Requirement: Repeat the material below word for word and leave out all pictures.

Working data:
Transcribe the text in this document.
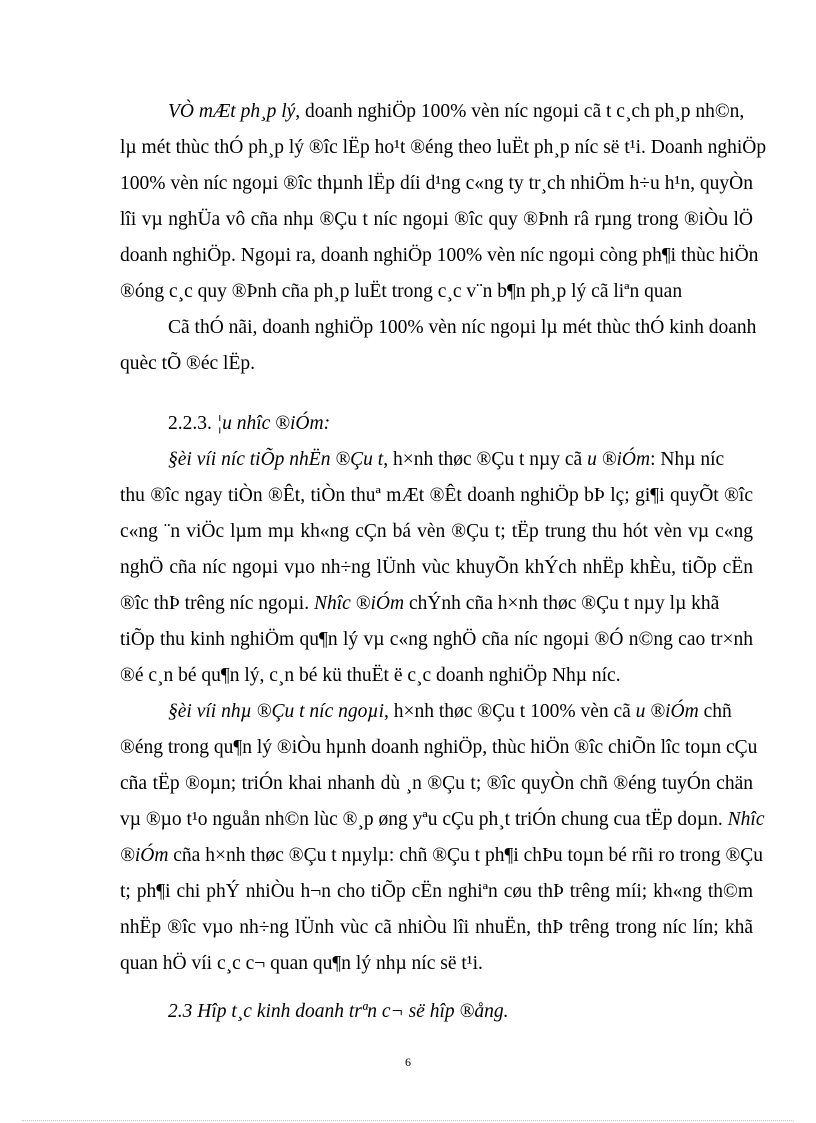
VÒ mÆt ph¸p lý, doanh nghiÖp 100% vèn níc ngoµi cã t c¸ch ph¸p nh©n,
lµ mét thùc thÓ ph¸p lý ®îc lËp ho¹t ®éng theo luËt ph¸p níc së t¹i. Doanh nghiÖp
100% vèn níc ngoµi ®îc thµnh lËp díi d¹ng c«ng ty tr¸ch nhiÖm h÷u h¹n, quyÒn
lîi vµ nghÜa vô cña nhµ ®Çu t níc ngoµi ®îc quy ®Þnh râ rµng trong ®iÒu lÖ
doanh nghiÖp. Ngoµi ra, doanh nghiÖp 100% vèn níc ngoµi còng ph¶i thùc hiÖn
®óng c¸c quy ®Þnh cña ph¸p luËt trong c¸c v¨n b¶n ph¸p lý cã liªn quan
Cã thÓ nãi, doanh nghiÖp 100% vèn níc ngoµi lµ mét thùc thÓ kinh doanh
quèc tÕ ®éc lËp.
2.2.3. ¦u nhîc ®iÓm:
§èi víi níc tiÕp nhËn ®Çu t, h×nh thøc ®Çu t nµy cã u ®iÓm: Nhµ níc
thu ®îc ngay tiÒn ®Êt, tiÒn thuª mÆt ®Êt doanh nghiÖp bÞ lç; gi¶i quyÕt ®îc
c«ng ¨n viÖc lµm mµ kh«ng cÇn bá vèn ®Çu t; tËp trung thu hót vèn vµ c«ng
nghÖ cña níc ngoµi vµo nh÷ng lÜnh vùc khuyÕn khÝch nhËp khÈu, tiÕp cËn
®îc thÞ trêng níc ngoµi. Nhîc ®iÓm chÝnh cña h×nh thøc ®Çu t nµy lµ khã
tiÕp thu kinh nghiÖm qu¶n lý vµ c«ng nghÖ cña níc ngoµi ®Ó n©ng cao tr×nh
®é c¸n bé qu¶n lý, c¸n bé kü thuËt ë c¸c doanh nghiÖp Nhµ níc.
§èi víi nhµ ®Çu t níc ngoµi, h×nh thøc ®Çu t 100% vèn cã u ®iÓm chñ
®éng trong qu¶n lý ®iÒu hµnh doanh nghiÖp, thùc hiÖn ®îc chiÕn lîc toµn cÇu
cña tËp ®oµn; triÓn khai nhanh dù ¸n ®Çu t; ®îc quyÒn chñ ®éng tuyÓn chän
vµ ®µo t¹o nguån nh©n lùc ®¸p øng yªu cÇu ph¸t triÓn chung cua tËp doµn. Nhîc
®iÓm cña h×nh thøc ®Çu t nµylµ: chñ ®Çu t ph¶i chÞu toµn bé rñi ro trong ®Çu
t; ph¶i chi phÝ nhiÒu h¬n cho tiÕp cËn nghiªn cøu thÞ trêng míi; kh«ng th©m
nhËp ®îc vµo nh÷ng lÜnh vùc cã nhiÒu lîi nhuËn, thÞ trêng trong níc lín; khã
quan hÖ víi c¸c c¬ quan qu¶n lý nhµ níc së t¹i.
2.3 Hîp t¸c kinh doanh trªn c¬ së hîp ®ång.
6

Answer to this task:
Transcribe the text in this document.
VÒ mÆt ph¸p lý, doanh nghiÖp 100% vèn níc ngoµi cã t c¸ch ph¸p nh©n,
lµ mét thùc thÓ ph¸p lý ®îc lËp ho¹t ®éng theo luËt ph¸p níc së t¹i. Doanh nghiÖp
100% vèn níc ngoµi ®îc thµnh lËp díi d¹ng c«ng ty tr¸ch nhiÖm h÷u h¹n, quyÒn
lîi vµ nghÜa vô cña nhµ ®Çu t níc ngoµi ®îc quy ®Þnh râ rµng trong ®iÒu lÖ
doanh nghiÖp. Ngoµi ra, doanh nghiÖp 100% vèn níc ngoµi còng ph¶i thùc hiÖn
®óng c¸c quy ®Þnh cña ph¸p luËt trong c¸c v¨n b¶n ph¸p lý cã liªn quan
Cã thÓ nãi, doanh nghiÖp 100% vèn níc ngoµi lµ mét thùc thÓ kinh doanh
quèc tÕ ®éc lËp.
2.2.3. ¦u nhîc ®iÓm:
§èi víi níc tiÕp nhËn ®Çu t, h×nh thøc ®Çu t nµy cã u ®iÓm: Nhµ níc
thu ®îc ngay tiÒn ®Êt, tiÒn thuª mÆt ®Êt doanh nghiÖp bÞ lç; gi¶i quyÕt ®îc
c«ng ¨n viÖc lµm mµ kh«ng cÇn bá vèn ®Çu t; tËp trung thu hót vèn vµ c«ng
nghÖ cña níc ngoµi vµo nh÷ng lÜnh vùc khuyÕn khÝch nhËp khÈu, tiÕp cËn
®îc thÞ trêng níc ngoµi. Nhîc ®iÓm chÝnh cña h×nh thøc ®Çu t nµy lµ khã
tiÕp thu kinh nghiÖm qu¶n lý vµ c«ng nghÖ cña níc ngoµi ®Ó n©ng cao tr×nh
®é c¸n bé qu¶n lý, c¸n bé kü thuËt ë c¸c doanh nghiÖp Nhµ níc.
§èi víi nhµ ®Çu t níc ngoµi, h×nh thøc ®Çu t 100% vèn cã u ®iÓm chñ
®éng trong qu¶n lý ®iÒu hµnh doanh nghiÖp, thùc hiÖn ®îc chiÕn lîc toµn cÇu
cña tËp ®oµn; triÓn khai nhanh dù ¸n ®Çu t; ®îc quyÒn chñ ®éng tuyÓn chän
vµ ®µo t¹o nguån nh©n lùc ®¸p øng yªu cÇu ph¸t triÓn chung cua tËp doµn. Nhîc
®iÓm cña h×nh thøc ®Çu t nµylµ: chñ ®Çu t ph¶i chÞu toµn bé rñi ro trong ®Çu
t; ph¶i chi phÝ nhiÒu h¬n cho tiÕp cËn nghiªn cøu thÞ trêng míi; kh«ng th©m
nhËp ®îc vµo nh÷ng lÜnh vùc cã nhiÒu lîi nhuËn, thÞ trêng trong níc lín; khã
quan hÖ víi c¸c c¬ quan qu¶n lý nhµ níc së t¹i.
2.3 Hîp t¸c kinh doanh trªn c¬ së hîp ®ång.
6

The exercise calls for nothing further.